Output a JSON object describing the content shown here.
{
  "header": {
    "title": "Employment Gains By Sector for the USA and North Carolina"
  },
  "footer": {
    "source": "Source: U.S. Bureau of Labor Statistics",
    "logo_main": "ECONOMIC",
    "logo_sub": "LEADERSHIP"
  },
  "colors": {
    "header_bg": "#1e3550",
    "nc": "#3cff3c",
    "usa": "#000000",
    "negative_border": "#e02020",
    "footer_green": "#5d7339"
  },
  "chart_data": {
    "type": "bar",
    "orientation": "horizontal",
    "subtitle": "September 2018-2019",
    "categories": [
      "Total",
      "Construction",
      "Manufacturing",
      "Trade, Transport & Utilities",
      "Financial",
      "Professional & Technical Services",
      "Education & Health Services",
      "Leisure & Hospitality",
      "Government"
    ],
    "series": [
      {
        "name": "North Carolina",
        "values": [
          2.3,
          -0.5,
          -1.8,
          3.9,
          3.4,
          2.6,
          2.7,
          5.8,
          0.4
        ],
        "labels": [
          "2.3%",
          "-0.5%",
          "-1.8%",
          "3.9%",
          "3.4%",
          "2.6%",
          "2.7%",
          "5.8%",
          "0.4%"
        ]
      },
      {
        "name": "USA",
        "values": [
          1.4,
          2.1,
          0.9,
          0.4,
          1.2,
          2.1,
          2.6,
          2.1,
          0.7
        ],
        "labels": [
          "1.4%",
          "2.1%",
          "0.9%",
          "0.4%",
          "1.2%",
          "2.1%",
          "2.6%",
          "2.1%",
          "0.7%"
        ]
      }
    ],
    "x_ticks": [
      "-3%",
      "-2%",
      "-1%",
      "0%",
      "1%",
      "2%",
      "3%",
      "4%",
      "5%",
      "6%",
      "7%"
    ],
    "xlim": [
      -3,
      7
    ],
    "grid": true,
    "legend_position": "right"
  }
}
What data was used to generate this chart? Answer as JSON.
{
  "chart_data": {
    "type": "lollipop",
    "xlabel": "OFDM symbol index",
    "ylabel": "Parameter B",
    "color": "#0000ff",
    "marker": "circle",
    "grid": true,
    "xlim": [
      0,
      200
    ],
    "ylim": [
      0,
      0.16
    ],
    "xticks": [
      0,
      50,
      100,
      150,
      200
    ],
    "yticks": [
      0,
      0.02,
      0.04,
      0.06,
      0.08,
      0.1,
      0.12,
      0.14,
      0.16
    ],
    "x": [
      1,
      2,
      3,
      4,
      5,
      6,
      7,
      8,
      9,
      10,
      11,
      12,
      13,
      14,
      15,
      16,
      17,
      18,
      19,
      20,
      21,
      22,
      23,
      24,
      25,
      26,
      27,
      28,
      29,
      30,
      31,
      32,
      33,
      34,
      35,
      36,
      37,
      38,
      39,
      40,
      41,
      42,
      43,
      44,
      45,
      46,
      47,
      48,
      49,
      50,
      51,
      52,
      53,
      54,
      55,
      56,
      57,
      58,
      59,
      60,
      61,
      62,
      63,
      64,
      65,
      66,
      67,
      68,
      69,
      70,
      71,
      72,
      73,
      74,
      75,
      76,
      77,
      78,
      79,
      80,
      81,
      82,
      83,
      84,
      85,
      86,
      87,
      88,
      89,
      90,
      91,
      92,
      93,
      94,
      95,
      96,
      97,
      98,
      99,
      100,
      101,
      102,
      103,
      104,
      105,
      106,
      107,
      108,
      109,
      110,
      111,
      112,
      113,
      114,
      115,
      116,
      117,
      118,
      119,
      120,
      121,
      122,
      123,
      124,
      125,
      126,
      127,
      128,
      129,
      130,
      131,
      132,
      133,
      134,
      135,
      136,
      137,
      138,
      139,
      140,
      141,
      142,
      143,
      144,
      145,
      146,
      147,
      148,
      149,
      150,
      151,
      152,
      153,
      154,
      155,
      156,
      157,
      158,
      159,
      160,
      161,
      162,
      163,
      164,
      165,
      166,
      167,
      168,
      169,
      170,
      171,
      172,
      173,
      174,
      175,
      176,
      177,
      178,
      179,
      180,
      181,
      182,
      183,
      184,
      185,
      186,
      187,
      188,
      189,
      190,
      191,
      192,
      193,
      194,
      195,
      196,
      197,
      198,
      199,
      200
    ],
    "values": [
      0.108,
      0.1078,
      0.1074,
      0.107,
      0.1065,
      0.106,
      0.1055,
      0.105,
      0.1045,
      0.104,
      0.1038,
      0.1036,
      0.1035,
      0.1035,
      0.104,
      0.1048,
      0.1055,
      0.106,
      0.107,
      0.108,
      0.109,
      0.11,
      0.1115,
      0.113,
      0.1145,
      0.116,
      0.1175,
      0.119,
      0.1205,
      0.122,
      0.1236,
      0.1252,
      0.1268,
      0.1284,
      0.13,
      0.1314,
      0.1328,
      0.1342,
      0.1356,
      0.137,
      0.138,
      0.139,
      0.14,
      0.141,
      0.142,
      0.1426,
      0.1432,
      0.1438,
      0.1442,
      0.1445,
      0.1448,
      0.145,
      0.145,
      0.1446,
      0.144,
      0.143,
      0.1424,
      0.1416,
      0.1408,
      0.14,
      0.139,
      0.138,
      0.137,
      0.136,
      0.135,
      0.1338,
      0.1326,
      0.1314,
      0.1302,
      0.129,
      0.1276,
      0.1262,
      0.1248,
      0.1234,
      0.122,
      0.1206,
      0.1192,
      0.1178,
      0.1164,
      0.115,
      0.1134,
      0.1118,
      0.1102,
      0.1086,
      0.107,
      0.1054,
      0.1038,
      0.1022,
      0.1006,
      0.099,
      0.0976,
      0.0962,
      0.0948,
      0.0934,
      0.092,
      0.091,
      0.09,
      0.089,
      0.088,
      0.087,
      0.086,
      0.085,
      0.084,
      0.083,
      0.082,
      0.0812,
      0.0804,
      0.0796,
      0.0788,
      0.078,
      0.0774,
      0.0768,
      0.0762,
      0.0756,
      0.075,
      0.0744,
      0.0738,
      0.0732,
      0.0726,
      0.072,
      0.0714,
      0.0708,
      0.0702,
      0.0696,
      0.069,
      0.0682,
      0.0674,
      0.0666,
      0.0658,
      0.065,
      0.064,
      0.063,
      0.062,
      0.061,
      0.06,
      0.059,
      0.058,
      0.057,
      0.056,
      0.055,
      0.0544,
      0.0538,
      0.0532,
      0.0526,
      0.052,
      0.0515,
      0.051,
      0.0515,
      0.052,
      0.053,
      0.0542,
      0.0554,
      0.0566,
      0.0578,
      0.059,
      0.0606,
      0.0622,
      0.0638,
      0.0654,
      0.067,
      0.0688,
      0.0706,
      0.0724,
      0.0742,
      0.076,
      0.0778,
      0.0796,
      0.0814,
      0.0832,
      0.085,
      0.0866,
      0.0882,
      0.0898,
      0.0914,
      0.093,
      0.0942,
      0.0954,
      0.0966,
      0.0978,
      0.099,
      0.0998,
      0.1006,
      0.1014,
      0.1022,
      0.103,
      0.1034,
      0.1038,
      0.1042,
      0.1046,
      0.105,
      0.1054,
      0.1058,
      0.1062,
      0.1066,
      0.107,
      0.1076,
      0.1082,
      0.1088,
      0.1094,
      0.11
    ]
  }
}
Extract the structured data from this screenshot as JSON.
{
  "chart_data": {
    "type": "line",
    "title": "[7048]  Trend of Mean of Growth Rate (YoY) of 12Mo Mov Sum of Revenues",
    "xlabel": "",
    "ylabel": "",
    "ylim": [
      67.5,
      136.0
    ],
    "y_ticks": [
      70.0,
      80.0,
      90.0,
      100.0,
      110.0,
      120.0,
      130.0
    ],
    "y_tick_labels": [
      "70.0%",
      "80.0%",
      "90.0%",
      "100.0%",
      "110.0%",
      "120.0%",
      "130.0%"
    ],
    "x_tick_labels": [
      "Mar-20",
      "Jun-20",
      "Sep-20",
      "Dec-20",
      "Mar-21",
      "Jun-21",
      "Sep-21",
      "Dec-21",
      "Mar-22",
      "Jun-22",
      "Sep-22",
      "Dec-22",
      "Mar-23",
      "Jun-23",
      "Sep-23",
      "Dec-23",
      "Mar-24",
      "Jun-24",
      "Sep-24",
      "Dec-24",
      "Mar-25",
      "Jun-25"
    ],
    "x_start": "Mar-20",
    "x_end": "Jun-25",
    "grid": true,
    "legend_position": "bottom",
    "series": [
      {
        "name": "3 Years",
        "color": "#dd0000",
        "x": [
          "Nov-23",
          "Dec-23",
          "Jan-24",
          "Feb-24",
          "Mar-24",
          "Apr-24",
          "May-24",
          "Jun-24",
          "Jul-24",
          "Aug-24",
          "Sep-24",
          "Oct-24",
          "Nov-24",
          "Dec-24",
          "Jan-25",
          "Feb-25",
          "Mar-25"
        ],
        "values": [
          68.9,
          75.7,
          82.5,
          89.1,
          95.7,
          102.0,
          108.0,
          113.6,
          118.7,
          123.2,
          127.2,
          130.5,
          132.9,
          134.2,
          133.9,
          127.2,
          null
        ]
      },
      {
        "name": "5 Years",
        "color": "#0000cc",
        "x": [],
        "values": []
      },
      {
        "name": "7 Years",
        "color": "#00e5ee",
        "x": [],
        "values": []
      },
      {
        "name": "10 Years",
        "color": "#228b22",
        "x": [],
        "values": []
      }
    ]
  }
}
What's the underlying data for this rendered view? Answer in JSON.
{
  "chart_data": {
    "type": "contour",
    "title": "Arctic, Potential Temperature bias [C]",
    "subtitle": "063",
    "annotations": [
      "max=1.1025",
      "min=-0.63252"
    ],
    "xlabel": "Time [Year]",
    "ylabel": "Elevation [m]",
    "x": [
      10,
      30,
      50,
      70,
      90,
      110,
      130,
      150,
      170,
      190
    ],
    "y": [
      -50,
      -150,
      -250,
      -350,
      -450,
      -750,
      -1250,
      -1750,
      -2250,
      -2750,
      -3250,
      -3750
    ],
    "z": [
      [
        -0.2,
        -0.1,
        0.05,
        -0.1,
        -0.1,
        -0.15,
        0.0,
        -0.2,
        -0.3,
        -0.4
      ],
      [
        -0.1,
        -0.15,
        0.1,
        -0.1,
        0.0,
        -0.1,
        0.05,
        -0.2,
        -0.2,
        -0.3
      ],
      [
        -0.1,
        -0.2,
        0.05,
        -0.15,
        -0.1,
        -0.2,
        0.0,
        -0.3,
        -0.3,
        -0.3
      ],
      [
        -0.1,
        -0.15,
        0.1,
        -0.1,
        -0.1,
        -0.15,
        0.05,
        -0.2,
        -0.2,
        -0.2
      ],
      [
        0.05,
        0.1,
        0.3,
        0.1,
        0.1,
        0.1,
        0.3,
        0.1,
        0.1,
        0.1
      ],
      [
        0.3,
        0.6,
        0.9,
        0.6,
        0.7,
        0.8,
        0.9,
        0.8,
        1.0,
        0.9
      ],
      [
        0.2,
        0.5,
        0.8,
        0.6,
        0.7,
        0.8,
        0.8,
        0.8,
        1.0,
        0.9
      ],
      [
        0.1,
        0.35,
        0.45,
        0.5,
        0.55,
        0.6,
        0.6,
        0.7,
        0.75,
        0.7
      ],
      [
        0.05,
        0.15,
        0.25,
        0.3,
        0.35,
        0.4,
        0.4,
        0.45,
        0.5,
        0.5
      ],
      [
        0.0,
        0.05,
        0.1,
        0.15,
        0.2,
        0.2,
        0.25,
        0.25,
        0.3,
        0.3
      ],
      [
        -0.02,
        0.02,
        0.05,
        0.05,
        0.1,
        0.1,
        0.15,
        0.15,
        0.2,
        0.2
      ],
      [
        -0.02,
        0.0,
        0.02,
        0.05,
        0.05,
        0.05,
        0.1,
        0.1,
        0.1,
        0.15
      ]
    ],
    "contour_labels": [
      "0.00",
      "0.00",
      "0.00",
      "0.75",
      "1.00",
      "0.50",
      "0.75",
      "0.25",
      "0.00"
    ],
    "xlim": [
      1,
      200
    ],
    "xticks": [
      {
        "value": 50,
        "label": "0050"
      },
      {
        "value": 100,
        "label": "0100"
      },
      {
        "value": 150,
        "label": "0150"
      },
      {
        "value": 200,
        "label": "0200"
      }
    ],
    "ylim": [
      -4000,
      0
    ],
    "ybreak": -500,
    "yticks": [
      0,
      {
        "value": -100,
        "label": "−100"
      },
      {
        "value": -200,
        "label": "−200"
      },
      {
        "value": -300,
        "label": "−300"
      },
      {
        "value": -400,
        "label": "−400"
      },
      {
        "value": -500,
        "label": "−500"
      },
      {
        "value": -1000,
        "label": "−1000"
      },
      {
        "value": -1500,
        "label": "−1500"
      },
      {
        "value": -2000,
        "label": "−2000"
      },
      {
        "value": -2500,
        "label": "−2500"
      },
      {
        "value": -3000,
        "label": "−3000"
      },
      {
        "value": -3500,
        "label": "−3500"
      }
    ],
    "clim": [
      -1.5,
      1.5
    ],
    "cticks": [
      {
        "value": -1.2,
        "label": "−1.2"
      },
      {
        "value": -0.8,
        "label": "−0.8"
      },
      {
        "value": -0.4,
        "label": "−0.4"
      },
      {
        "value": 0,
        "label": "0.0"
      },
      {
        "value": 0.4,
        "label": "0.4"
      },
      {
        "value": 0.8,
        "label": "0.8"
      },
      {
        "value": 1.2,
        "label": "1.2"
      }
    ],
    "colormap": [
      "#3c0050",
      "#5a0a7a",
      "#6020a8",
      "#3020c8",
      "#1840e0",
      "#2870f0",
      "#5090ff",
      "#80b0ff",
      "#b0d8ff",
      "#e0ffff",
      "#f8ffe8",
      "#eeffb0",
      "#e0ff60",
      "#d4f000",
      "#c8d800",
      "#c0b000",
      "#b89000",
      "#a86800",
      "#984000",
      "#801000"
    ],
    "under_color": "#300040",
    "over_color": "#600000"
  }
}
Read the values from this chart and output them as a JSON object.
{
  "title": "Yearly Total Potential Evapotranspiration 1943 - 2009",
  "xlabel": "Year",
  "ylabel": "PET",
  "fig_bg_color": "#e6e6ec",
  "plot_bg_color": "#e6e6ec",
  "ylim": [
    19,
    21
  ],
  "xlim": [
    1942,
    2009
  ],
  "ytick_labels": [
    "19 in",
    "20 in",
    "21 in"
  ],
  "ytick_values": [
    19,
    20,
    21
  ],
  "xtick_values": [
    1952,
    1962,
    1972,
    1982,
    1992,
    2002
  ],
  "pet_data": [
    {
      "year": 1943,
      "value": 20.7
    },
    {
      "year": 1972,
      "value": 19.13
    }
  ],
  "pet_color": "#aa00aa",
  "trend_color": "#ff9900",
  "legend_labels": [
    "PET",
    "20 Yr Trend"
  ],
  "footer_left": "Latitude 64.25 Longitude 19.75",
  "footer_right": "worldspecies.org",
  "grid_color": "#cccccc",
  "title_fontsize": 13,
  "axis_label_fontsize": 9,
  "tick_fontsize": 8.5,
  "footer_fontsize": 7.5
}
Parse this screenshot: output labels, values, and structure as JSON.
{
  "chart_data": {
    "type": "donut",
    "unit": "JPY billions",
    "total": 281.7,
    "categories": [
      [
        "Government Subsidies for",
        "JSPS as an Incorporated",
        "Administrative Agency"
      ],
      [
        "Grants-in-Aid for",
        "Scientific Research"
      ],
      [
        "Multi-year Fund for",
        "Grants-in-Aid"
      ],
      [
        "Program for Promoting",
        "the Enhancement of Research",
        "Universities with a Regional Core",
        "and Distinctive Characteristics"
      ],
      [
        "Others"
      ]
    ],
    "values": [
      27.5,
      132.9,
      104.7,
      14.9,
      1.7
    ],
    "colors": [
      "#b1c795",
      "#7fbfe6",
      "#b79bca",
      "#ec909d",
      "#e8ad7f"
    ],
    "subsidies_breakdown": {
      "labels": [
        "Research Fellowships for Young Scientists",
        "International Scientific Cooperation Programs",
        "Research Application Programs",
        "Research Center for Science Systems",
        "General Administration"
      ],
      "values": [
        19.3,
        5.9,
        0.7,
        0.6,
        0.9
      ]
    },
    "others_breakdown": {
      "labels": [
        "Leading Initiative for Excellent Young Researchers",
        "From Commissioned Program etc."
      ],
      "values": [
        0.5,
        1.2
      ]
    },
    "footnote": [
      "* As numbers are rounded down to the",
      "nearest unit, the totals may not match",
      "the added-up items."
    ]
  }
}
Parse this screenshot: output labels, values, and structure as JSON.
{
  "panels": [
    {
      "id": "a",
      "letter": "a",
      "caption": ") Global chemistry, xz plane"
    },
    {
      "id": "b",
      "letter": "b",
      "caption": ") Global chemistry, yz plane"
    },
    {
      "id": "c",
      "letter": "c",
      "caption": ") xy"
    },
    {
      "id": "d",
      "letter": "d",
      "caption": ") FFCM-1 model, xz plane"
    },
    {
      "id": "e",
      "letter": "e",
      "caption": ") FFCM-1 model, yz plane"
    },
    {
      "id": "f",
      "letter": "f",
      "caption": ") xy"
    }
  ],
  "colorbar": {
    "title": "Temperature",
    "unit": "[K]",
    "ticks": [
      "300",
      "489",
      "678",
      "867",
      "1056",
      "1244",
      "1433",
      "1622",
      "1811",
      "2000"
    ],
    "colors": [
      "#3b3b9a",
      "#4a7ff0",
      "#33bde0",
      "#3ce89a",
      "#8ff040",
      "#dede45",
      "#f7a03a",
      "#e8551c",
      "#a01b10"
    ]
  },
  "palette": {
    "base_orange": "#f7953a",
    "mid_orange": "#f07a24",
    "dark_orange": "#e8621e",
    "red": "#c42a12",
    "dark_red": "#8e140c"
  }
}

━━━━

▸ **WORK TO COMPLETE**
Pull out all lines containing the word "Scientific" from the entries above.

▸ **RESPONSE FOR THIS EXERCISE**
        "Scientific Research"
        "International Scientific Cooperation Programs",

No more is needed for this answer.